■ WHAT YOU WILL DO
Skip the pictures and quote all of the lines exactly.

■ EXTRACTED MATERIAL
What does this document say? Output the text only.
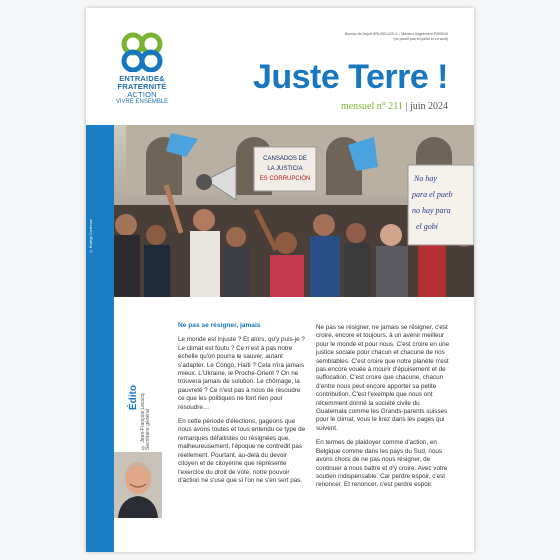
ENTRAIDE&
FRATERNITÉ
ACTION
VIVRE ENSEMBLE
Bureau de Dépôt BRUXELLES X • Numéro d'agrément P303016
(ne paraît pas en juillet et en août)
Juste Terre !
mensuel n° 211 | juin 2024
CANSADOS DE
LA JUSTICIA
ES CORRUPCIÓN	No hay
para el pueb
no hay para
el gobi
© Rodrigo Contreras
Édito © Jean-François Lecocq
Secrétaire général
Ne pas se résigner, jamais

Le monde est injuste ? Et alors, qu'y puis-je ? Le climat est foutu ? Ce n'est à pas notre échelle qu'on pourra le sauver, autant s'adapter. Le Congo, Haïti ? Cela n'ira jamais mieux. L'Ukraine, le Proche-Orient ? On ne trouvera jamais de solution. Le chômage, la pauvreté ? Ce n'est pas à nous de résoudre ce que les politiques ne font rien pour résoudre…

En cette période d'élections, gageons que nous avons toutes et tous entendu ce type de remarques défaitistes ou résignées que, malheureusement, l'époque ne contredit pas réellement. Pourtant, au-delà du devoir citoyen et de citoyenne que représente l'exercice du droit de vote, notre pouvoir d'action ne s'use que si l'on ne s'en sert pas.

Ne pas se résigner, ne jamais se résigner, c'est croire, encore et toujours, à un avenir meilleur pour le monde et pour nous. C'est croire en une justice sociale pour chacun et chacune de nos semblables. C'est croire que notre planète n'est pas encore vouée à mourir d'épuisement et de suffocation. C'est croire que chacune, chacun d'entre nous peut encore apporter sa petite contribution. C'est l'exemple que nous ont récemment donné la société civile du Guatemala comme les Grands-parents suisses pour le climat, vous le lirez dans les pages qui suivent.

En termes de plaidoyer comme d'action, en Belgique comme dans les pays du Sud, nous avons choisi de ne pas nous résigner, de continuer à nous battre et d'y croire. Avec votre soutien indispensable. Car perdre espoir, c'est renoncer. Et renoncer, c'est perdre espoir.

■ FULL SOLUTION
What does this document say? Output the text only.
ENTRAIDE&
FRATERNITÉ
ACTION
VIVRE ENSEMBLE
Bureau de Dépôt BRUXELLES X • Numéro d'agrément P303016
(ne paraît pas en juillet et en août)
Juste Terre !
mensuel n° 211 | juin 2024
CANSADOS DE
LA JUSTICIA
ES CORRUPCIÓN	No hay
para el pueb
no hay para
el gobi
© Rodrigo Contreras
Édito © Jean-François Lecocq
Secrétaire général
Ne pas se résigner, jamais

Le monde est injuste ? Et alors, qu'y puis-je ? Le climat est foutu ? Ce n'est à pas notre échelle qu'on pourra le sauver, autant s'adapter. Le Congo, Haïti ? Cela n'ira jamais mieux. L'Ukraine, le Proche-Orient ? On ne trouvera jamais de solution. Le chômage, la pauvreté ? Ce n'est pas à nous de résoudre ce que les politiques ne font rien pour résoudre…

En cette période d'élections, gageons que nous avons toutes et tous entendu ce type de remarques défaitistes ou résignées que, malheureusement, l'époque ne contredit pas réellement. Pourtant, au-delà du devoir citoyen et de citoyenne que représente l'exercice du droit de vote, notre pouvoir d'action ne s'use que si l'on ne s'en sert pas.

Ne pas se résigner, ne jamais se résigner, c'est croire, encore et toujours, à un avenir meilleur pour le monde et pour nous. C'est croire en une justice sociale pour chacun et chacune de nos semblables. C'est croire que notre planète n'est pas encore vouée à mourir d'épuisement et de suffocation. C'est croire que chacune, chacun d'entre nous peut encore apporter sa petite contribution. C'est l'exemple que nous ont récemment donné la société civile du Guatemala comme les Grands-parents suisses pour le climat, vous le lirez dans les pages qui suivent.

En termes de plaidoyer comme d'action, en Belgique comme dans les pays du Sud, nous avons choisi de ne pas nous résigner, de continuer à nous battre et d'y croire. Avec votre soutien indispensable. Car perdre espoir, c'est renoncer. Et renoncer, c'est perdre espoir.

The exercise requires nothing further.